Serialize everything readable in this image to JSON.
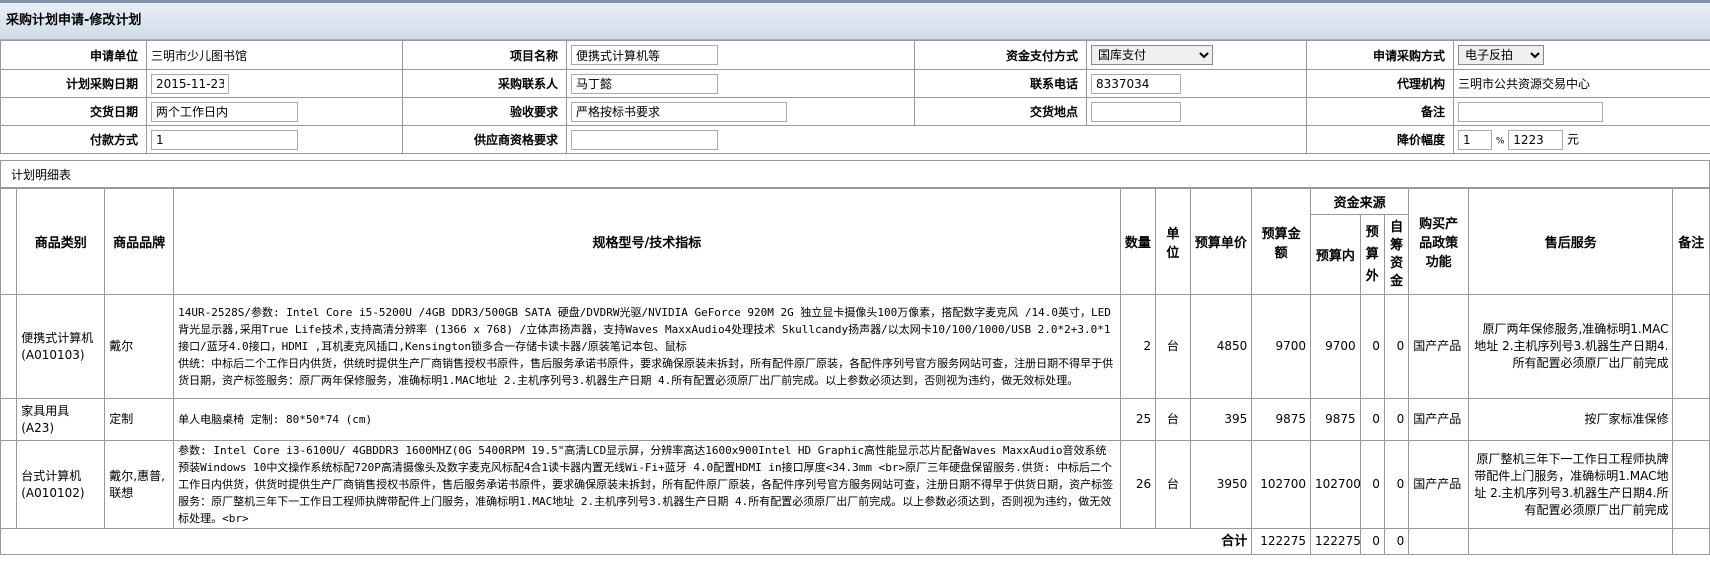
{
  "title": "采购计划申请-修改计划",
  "form": {
    "applicant_unit_label": "申请单位",
    "applicant_unit_value": "三明市少儿图书馆",
    "project_name_label": "项目名称",
    "project_name_value": "便携式计算机等",
    "fund_pay_label": "资金支付方式",
    "fund_pay_value": "国库支付",
    "proc_method_label": "申请采购方式",
    "proc_method_value": "电子反拍",
    "plan_date_label": "计划采购日期",
    "plan_date_value": "2015-11-23",
    "contact_label": "采购联系人",
    "contact_value": "马丁懿",
    "phone_label": "联系电话",
    "phone_value": "8337034",
    "agency_label": "代理机构",
    "agency_value": "三明市公共资源交易中心",
    "delivery_date_label": "交货日期",
    "delivery_date_value": "两个工作日内",
    "acceptance_label": "验收要求",
    "acceptance_value": "严格按标书要求",
    "delivery_place_label": "交货地点",
    "delivery_place_value": "",
    "remark_label": "备注",
    "remark_value": "",
    "payment_label": "付款方式",
    "payment_value": "1",
    "supplier_req_label": "供应商资格要求",
    "supplier_req_value": "",
    "discount_label": "降价幅度",
    "discount_pct_value": "1",
    "discount_pct_unit": "%",
    "discount_amt_value": "1223",
    "discount_amt_unit": "元"
  },
  "detail": {
    "section_label": "计划明细表",
    "headers": {
      "category": "商品类别",
      "brand": "商品品牌",
      "spec": "规格型号/技术指标",
      "qty": "数量",
      "unit": "单位",
      "unit_price": "预算单价",
      "amount": "预算金额",
      "fund_source": "资金来源",
      "in_budget": "预算内",
      "out_budget": "预算外",
      "self_raised": "自筹资金",
      "policy": "购买产品政策功能",
      "after_sales": "售后服务",
      "remark": "备注"
    },
    "rows": [
      {
        "category": "便携式计算机",
        "code": "(A010103)",
        "brand": "戴尔",
        "spec": "14UR-2528S/参数: Intel Core i5-5200U /4GB DDR3/500GB SATA 硬盘/DVDRW光驱/NVIDIA GeForce 920M 2G 独立显卡摄像头100万像素，搭配数字麦克风 /14.0英寸，LED背光显示器,采用True Life技术,支持高清分辨率 (1366 x 768) /立体声扬声器，支持Waves MaxxAudio4处理技术 Skullcandy扬声器/以太网卡10/100/1000/USB 2.0*2+3.0*1接口/蓝牙4.0接口，HDMI ,耳机麦克风插口,Kensington锁多合一存储卡读卡器/原装笔记本包、鼠标\n供统：中标后二个工作日内供货，供统时提供生产厂商销售授权书原件，售后服务承诺书原件，要求确保原装未拆封，所有配件原厂原装，各配件序列号官方服务网站可查，注册日期不得早于供货日期，资产标签服务：原厂两年保修服务，准确标明1.MAC地址 2.主机序列号3.机器生产日期 4.所有配置必须原厂出厂前完成。以上参数必须达到，否则视为违约，做无效标处理。",
        "qty": "2",
        "unit": "台",
        "unit_price": "4850",
        "amount": "9700",
        "in_budget": "9700",
        "out_budget": "0",
        "self_raised": "0",
        "policy": "国产产品",
        "after_sales": "原厂两年保修服务,准确标明1.MAC地址 2.主机序列号3.机器生产日期4.所有配置必须原厂出厂前完成",
        "remark": ""
      },
      {
        "category": "家具用具",
        "code": "(A23)",
        "brand": "定制",
        "spec": "单人电脑桌椅 定制: 80*50*74 (cm)",
        "qty": "25",
        "unit": "台",
        "unit_price": "395",
        "amount": "9875",
        "in_budget": "9875",
        "out_budget": "0",
        "self_raised": "0",
        "policy": "国产产品",
        "after_sales": "按厂家标准保修",
        "remark": ""
      },
      {
        "category": "台式计算机",
        "code": "(A010102)",
        "brand": "戴尔,惠普,联想",
        "spec": "参数: Intel Core i3-6100U/ 4GBDDR3 1600MHZ(0G 5400RPM 19.5\"高清LCD显示屏，分辨率高达1600x900Intel HD Graphic高性能显示芯片配备Waves MaxxAudio音效系统预装Windows 10中文操作系统标配720P高清摄像头及数字麦克风标配4合1读卡器内置无线Wi-Fi+蓝牙 4.0配置HDMI in接口厚度<34.3mm <br>原厂三年硬盘保留服务.供货: 中标后二个工作日内供货，供货时提供生产厂商销售授权书原件，售后服务承诺书原件，要求确保原装未拆封，所有配件原厂原装，各配件序列号官方服务网站可查，注册日期不得早于供货日期，资产标签服务：原厂整机三年下一工作日工程师执牌带配件上门服务，准确标明1.MAC地址 2.主机序列号3.机器生产日期 4.所有配置必须原厂出厂前完成。以上参数必须达到，否则视为违约，做无效标处理。<br>",
        "qty": "26",
        "unit": "台",
        "unit_price": "3950",
        "amount": "102700",
        "in_budget": "102700",
        "out_budget": "0",
        "self_raised": "0",
        "policy": "国产产品",
        "after_sales": "原厂整机三年下一工作日工程师执牌带配件上门服务，准确标明1.MAC地址 2.主机序列号3.机器生产日期4.所有配置必须原厂出厂前完成",
        "remark": ""
      }
    ],
    "total": {
      "label": "合计",
      "amount": "122275",
      "in_budget": "122275",
      "out_budget": "0",
      "self_raised": "0"
    }
  }
}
===============
**YOUR TASK**
From the entries above, extract every line where the word "brand" appears.

**OUTPUT FOR THIS TASK**
      "brand": "商品品牌",
        "brand": "戴尔",
        "brand": "定制",
        "brand": "戴尔,惠普,联想",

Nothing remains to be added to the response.